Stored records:
------------------------

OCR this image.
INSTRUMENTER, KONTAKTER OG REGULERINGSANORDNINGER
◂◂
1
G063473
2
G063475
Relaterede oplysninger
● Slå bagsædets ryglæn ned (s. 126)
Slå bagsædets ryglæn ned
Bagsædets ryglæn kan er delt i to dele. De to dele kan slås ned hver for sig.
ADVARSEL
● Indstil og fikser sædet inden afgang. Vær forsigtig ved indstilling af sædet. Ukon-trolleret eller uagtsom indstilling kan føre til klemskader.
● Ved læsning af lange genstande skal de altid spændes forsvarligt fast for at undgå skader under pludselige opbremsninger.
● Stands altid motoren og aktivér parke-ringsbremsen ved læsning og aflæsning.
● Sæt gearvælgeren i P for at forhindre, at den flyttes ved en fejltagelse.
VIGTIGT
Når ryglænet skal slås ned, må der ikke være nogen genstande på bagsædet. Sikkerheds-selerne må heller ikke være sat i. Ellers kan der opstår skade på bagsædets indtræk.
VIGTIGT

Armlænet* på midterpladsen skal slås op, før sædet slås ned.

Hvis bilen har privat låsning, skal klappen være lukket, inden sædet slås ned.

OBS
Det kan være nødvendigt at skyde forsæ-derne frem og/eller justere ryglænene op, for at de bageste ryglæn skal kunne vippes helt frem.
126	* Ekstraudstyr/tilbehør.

------------------------

Your task is to reproduce the whole listing exactly.

Solution:
OCR this image.
INSTRUMENTER, KONTAKTER OG REGULERINGSANORDNINGER
◂◂
1
G063473
2
G063475
Relaterede oplysninger
● Slå bagsædets ryglæn ned (s. 126)
Slå bagsædets ryglæn ned
Bagsædets ryglæn kan er delt i to dele. De to dele kan slås ned hver for sig.
ADVARSEL
● Indstil og fikser sædet inden afgang. Vær forsigtig ved indstilling af sædet. Ukon-trolleret eller uagtsom indstilling kan føre til klemskader.
● Ved læsning af lange genstande skal de altid spændes forsvarligt fast for at undgå skader under pludselige opbremsninger.
● Stands altid motoren og aktivér parke-ringsbremsen ved læsning og aflæsning.
● Sæt gearvælgeren i P for at forhindre, at den flyttes ved en fejltagelse.
VIGTIGT
Når ryglænet skal slås ned, må der ikke være nogen genstande på bagsædet. Sikkerheds-selerne må heller ikke være sat i. Ellers kan der opstår skade på bagsædets indtræk.
VIGTIGT

Armlænet* på midterpladsen skal slås op, før sædet slås ned.

Hvis bilen har privat låsning, skal klappen være lukket, inden sædet slås ned.

OBS
Det kan være nødvendigt at skyde forsæ-derne frem og/eller justere ryglænene op, for at de bageste ryglæn skal kunne vippes helt frem.
126	* Ekstraudstyr/tilbehør.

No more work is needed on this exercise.